──────── STORED DATA ────────

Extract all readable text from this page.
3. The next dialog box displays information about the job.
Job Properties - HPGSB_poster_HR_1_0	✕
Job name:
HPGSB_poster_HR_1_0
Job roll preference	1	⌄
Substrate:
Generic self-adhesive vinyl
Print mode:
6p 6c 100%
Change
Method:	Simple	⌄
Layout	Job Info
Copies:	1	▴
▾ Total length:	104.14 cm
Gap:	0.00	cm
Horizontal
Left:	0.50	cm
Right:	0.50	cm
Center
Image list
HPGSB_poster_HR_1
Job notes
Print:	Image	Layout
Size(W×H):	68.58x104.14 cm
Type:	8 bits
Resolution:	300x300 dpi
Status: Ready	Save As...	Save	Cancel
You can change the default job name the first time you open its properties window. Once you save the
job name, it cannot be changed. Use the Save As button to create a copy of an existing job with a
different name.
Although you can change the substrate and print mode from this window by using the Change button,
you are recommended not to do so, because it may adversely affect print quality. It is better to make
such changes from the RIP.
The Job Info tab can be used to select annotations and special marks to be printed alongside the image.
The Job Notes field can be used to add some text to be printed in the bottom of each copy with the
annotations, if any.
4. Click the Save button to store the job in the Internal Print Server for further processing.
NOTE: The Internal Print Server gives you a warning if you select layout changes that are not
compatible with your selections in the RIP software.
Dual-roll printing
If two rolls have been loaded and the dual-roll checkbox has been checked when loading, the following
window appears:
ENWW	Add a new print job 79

────────
──────── STORED DATA ────────

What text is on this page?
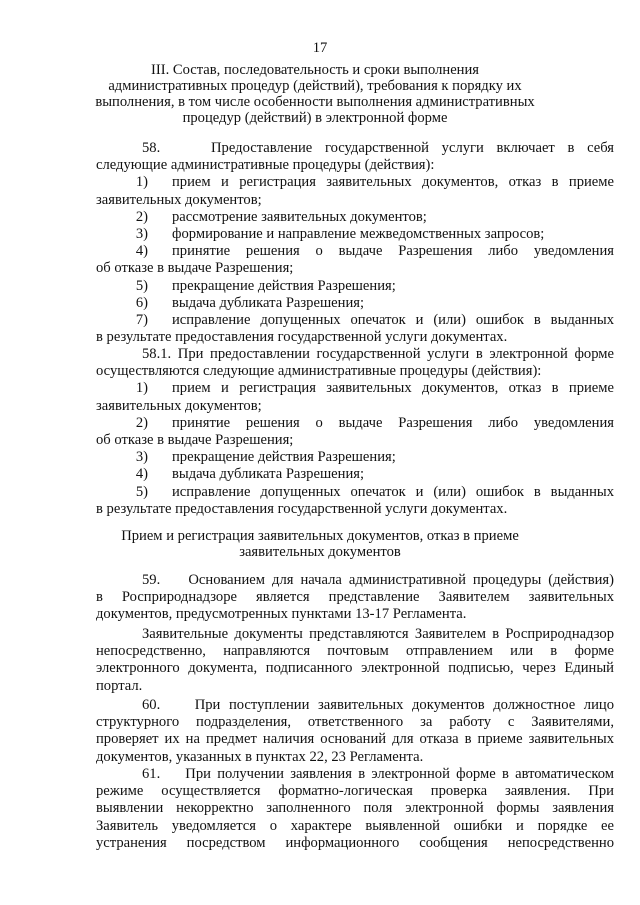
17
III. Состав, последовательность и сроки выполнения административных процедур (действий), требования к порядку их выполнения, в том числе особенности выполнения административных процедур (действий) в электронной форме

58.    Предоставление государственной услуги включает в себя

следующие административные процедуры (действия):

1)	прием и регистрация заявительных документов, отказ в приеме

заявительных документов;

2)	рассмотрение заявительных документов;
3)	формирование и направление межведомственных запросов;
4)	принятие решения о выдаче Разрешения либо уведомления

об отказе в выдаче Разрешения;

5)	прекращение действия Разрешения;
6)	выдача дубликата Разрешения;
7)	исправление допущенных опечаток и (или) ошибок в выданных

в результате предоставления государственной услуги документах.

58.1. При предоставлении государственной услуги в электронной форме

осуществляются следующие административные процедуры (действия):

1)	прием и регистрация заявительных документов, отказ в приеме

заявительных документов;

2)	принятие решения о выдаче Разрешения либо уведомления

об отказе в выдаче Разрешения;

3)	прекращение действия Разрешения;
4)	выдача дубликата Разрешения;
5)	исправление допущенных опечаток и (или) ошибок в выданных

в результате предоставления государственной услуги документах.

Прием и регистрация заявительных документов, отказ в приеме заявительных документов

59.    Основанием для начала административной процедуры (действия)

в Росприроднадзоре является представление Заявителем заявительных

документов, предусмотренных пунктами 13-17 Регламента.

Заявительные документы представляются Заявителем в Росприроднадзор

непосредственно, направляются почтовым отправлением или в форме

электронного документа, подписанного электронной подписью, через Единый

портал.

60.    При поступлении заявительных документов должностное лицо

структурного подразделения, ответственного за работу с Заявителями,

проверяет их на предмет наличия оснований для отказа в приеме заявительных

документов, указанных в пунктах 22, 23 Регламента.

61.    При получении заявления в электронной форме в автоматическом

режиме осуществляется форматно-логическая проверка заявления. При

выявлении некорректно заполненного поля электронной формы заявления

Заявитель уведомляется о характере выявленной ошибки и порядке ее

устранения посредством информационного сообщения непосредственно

────────

#### AIM OF THE EXERCISE
Copy the lines from the entries above in which the word "page" appears.

#### TASK RESPONSE
Extract all readable text from this page.
What text is on this page?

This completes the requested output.